==== SOURCE TEXT

It's a company of 72,000 people where employees are encouraged to speak their minds.
Get any group of 72,000 people together and have them say what they actually believe and you'll find a lot of wingnuttery. Just look at the comment section of any blog, news story, YouTube video, or Internet forum.
The alternative viewpoint is that humanity actually holds far more diversity of thought and ideology than you had ever conceptualized before, and that this is a peek into the minds of many, many of your fellow human beings. It's glorious (and somewhat miraculous that we haven't killed each other yet, knock on wood...)
It looks like you've been using HN primarily for ideological and political battle. That's an abuse of the site—it kills the spirit we want here—so we ban accounts that do it, so please don't.
It isn't a question of individual threads but of overall behavior. If you're using HN primarily for ideological battle then you're not using it for intellectual curiosity, the intended use of the site. The two are not compatible. Worse, one destroys the other, so we have to moderate HN to keep that toxin below fatal levels.
We can't exclude politics altogether, nor would we want to. But we can't let it take over the site either, and it's like fire: it consumes everything it touches. This is a conundrum. Our way out of the conundrum is the 'primarily' test:
We noticed that the most damage comes from users who don't care about much except their politics, while users who are interested in plenty of different things and occasionally post on politics tend to be benign. The first group is abusing the site while the second is using it as intended. That turned out to be a clear line that we can rely on as a standard for moderation.
We try to warn people first, especially when they've been on the site for a while, but if the pattern persists we do ban them. So would you please reread the site guidelines and use HN in the spirit of curiosity, not battle, from now on?
dang - I very much appreciate the fine line that HN toes here - I think there is much to be learned from genteel debate about issues of the day, moreover when you can push the ideologues out of the conversation, and instead refocus the debate on the actual issues at hand - this kind of environment allows people to learn and perhaps understand points of view that they would be unable to learn about otherwise because of the inherent echo chamber of their social network - in most debates there is some inherent truth to both sides of an argument, but usually we're too busy with out own cheering section to hear the other side of the discussion.
Google seems to be infested by wingnuttery on both sides - nearly every example there is an example of left or right crazies.
But they do seem to show a pattern of left leaning wingnuts being more accepted than right leaning.

========
==== PROVIDED RECORDS

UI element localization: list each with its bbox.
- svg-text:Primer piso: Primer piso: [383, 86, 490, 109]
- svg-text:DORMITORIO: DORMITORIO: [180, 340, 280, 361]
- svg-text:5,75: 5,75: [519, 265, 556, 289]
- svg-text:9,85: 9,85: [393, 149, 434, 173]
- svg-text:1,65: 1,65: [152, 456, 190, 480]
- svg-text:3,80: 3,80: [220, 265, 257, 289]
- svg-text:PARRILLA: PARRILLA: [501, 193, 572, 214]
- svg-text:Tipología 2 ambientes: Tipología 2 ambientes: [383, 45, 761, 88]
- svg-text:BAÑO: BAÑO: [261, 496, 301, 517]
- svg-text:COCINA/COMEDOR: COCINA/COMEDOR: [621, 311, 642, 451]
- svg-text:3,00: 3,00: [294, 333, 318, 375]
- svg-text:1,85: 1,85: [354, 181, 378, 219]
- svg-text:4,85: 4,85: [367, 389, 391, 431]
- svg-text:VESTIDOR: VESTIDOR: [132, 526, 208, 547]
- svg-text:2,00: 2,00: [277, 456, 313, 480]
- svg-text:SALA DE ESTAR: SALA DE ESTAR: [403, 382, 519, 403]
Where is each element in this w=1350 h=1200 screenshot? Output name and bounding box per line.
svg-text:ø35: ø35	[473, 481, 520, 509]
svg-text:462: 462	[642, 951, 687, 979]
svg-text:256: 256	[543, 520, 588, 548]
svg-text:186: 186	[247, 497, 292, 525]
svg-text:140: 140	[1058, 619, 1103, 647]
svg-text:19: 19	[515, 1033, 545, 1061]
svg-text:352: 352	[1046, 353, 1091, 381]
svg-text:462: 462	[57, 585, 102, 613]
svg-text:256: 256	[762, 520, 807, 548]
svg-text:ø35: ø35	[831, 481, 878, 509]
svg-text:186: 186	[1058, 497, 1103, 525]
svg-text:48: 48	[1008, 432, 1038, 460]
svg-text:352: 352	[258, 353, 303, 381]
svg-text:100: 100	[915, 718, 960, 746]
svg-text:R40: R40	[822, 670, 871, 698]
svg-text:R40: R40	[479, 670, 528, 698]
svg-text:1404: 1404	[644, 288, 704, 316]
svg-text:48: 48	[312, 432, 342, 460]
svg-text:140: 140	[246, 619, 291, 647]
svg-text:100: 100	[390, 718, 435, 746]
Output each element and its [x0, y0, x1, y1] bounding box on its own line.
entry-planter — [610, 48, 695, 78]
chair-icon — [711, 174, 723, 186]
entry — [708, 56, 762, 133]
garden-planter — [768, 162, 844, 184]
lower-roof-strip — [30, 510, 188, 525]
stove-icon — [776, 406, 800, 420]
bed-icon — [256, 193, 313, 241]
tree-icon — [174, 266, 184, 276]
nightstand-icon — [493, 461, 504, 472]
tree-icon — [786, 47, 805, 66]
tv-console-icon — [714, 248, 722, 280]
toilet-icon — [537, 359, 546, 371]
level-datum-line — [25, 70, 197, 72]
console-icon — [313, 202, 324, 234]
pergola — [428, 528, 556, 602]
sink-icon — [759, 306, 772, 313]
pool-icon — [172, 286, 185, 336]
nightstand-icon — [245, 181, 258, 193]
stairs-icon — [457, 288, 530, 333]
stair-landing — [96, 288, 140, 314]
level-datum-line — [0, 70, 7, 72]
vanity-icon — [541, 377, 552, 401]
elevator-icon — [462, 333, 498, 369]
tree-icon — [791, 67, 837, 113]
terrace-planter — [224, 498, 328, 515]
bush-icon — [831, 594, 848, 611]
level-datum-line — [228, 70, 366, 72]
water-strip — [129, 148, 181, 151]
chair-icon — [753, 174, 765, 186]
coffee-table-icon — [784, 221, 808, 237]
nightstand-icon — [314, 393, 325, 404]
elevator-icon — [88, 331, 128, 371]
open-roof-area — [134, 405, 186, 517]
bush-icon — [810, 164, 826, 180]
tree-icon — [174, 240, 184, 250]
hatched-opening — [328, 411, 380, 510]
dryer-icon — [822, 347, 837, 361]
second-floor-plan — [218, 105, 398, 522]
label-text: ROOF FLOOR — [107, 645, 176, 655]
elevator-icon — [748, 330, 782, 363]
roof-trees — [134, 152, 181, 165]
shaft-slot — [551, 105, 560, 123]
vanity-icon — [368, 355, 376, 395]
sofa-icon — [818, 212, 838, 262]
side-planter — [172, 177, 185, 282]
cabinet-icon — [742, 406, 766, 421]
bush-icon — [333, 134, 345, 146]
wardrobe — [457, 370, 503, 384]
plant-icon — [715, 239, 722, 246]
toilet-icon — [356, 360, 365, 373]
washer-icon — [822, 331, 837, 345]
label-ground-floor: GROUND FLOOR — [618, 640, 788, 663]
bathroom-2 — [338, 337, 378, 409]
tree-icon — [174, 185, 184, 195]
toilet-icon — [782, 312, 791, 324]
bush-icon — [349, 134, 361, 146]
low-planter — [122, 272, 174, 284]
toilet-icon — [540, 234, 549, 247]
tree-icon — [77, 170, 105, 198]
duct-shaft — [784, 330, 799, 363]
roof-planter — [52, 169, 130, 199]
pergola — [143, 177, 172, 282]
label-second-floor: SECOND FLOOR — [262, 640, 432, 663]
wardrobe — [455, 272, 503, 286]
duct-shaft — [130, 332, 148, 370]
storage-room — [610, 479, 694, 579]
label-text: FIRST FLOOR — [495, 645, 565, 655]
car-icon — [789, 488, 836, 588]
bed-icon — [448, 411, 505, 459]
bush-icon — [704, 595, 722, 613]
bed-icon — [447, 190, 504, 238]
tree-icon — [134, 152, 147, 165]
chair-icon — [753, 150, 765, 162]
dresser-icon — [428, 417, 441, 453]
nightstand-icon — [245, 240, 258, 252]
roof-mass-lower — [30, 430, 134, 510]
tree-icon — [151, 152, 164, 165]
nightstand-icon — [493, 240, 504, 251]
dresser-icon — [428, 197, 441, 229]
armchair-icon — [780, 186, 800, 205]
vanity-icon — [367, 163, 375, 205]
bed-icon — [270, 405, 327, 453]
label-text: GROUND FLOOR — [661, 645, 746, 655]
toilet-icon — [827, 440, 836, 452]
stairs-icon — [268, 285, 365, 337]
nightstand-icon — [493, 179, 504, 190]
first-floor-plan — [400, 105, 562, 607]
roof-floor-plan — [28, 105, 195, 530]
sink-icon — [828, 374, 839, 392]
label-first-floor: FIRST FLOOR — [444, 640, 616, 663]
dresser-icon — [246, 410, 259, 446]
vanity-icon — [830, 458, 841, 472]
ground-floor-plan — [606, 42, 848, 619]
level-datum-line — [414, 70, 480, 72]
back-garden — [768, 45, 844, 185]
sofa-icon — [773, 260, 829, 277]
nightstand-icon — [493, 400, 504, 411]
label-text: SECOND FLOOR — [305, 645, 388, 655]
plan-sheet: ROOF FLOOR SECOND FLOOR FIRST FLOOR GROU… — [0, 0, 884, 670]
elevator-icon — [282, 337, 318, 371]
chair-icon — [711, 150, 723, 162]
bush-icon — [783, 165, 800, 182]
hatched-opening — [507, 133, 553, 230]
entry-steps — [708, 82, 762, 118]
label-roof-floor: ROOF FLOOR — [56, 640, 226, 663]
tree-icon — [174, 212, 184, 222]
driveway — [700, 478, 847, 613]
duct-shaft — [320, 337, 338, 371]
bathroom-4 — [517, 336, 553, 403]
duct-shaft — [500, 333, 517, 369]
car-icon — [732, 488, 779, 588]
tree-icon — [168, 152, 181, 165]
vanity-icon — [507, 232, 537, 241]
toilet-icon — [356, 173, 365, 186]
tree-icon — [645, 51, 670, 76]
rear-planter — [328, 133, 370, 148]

========

**REQUIRED ACTIONS**
[a] Repeat the passage of the moderation thread between "It looks like" and "below fatal levels.", inclusive.
[b] In the moderation thread, what is named as the intended use of HN?

**TASK-BY-TASK ANSWERS**
[a]
It looks like you've been using HN primarily for ideological and political battle. That's an abuse of the site—it kills the spirit we want here—so we ban accounts that do it, so please don't.
It isn't a question of individual threads but of overall behavior. If you're using HN primarily for ideological battle then you're not using it for intellectual curiosity, the intended use of the site. The two are not compatible. Worse, one destroys the other, so we have to moderate HN to keep that toxin below fatal levels.

[b] Intellectual curiosity.